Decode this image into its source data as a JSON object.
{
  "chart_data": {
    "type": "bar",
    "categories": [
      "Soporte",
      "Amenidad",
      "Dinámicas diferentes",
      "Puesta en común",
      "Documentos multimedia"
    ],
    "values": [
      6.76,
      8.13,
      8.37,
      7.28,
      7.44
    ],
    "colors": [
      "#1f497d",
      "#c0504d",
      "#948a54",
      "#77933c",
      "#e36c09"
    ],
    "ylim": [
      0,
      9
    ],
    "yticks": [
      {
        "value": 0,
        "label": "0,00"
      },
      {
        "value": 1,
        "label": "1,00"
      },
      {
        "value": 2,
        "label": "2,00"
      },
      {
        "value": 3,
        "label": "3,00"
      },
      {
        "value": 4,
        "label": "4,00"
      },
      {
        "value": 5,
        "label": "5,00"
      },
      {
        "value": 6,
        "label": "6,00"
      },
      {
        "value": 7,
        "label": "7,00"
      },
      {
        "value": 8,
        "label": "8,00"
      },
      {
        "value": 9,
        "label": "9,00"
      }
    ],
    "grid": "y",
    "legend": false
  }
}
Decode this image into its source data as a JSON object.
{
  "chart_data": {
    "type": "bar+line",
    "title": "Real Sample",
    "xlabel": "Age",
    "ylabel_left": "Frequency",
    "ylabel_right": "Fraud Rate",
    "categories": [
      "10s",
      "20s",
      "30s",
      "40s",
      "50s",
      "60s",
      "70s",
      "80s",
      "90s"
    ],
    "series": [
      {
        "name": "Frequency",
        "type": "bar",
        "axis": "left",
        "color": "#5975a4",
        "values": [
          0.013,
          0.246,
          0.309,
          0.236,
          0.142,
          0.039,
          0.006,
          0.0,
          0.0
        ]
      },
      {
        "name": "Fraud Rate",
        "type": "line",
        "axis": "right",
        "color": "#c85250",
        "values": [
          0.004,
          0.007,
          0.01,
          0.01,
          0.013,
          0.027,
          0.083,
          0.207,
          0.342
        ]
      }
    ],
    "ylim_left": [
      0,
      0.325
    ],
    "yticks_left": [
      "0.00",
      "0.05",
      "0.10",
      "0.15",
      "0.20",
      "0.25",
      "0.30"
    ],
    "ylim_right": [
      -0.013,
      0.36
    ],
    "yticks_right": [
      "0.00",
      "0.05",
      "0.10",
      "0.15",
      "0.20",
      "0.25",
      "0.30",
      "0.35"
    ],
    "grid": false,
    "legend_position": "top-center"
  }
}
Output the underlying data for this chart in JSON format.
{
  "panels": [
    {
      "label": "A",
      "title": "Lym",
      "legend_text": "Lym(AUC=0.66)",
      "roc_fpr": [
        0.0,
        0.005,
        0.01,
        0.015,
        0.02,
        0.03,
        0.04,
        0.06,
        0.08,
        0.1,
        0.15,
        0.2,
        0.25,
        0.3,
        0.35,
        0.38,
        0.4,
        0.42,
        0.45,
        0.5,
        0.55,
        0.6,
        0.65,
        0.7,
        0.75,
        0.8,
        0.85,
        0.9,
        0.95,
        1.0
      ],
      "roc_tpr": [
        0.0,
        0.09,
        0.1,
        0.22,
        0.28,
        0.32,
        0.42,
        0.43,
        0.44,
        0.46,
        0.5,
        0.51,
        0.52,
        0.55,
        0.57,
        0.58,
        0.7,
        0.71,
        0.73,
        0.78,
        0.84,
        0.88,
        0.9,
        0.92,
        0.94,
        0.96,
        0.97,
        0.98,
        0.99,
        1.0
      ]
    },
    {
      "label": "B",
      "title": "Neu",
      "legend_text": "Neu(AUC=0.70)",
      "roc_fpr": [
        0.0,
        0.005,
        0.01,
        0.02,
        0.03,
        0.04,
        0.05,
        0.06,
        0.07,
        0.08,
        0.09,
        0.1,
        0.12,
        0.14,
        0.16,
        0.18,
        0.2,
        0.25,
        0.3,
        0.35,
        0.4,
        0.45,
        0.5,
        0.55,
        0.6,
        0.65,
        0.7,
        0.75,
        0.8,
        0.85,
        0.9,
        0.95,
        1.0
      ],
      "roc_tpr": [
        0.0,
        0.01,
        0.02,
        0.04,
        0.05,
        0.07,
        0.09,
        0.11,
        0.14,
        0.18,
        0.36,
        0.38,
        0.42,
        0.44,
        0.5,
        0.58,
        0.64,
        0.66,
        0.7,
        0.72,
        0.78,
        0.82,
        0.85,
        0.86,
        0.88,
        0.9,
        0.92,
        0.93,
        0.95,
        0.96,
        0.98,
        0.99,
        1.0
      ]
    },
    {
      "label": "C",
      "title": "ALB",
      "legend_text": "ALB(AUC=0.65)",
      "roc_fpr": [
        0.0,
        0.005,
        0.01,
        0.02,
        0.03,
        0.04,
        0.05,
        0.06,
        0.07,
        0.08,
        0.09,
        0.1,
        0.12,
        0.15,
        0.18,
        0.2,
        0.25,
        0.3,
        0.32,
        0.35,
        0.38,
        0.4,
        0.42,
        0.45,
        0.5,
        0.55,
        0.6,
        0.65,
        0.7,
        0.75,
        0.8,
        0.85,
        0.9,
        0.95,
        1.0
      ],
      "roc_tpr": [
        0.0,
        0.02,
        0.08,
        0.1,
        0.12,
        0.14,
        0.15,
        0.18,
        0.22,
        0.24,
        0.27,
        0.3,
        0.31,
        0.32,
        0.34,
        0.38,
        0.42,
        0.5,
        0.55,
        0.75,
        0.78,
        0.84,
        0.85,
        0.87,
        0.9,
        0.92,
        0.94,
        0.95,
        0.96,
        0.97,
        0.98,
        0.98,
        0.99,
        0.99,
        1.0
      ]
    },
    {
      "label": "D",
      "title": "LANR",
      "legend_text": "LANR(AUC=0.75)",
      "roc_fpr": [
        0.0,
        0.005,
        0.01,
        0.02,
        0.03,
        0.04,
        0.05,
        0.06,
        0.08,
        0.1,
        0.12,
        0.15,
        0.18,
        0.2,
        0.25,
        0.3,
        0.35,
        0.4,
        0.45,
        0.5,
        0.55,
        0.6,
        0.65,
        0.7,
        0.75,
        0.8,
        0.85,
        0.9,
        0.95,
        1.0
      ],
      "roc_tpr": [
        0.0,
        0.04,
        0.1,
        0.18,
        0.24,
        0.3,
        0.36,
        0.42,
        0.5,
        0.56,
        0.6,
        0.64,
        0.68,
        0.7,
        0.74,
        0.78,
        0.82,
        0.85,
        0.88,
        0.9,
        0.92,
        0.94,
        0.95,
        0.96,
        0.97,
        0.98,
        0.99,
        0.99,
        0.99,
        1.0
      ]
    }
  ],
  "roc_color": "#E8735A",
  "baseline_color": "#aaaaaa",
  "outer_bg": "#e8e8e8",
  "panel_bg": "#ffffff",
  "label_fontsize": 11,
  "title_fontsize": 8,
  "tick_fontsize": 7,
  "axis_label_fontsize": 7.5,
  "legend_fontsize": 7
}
· · · ·
Using the listing above, gather each line that holds the string "Frequency" and copy it.

    "ylabel_left": "Frequency",
        "name": "Frequency",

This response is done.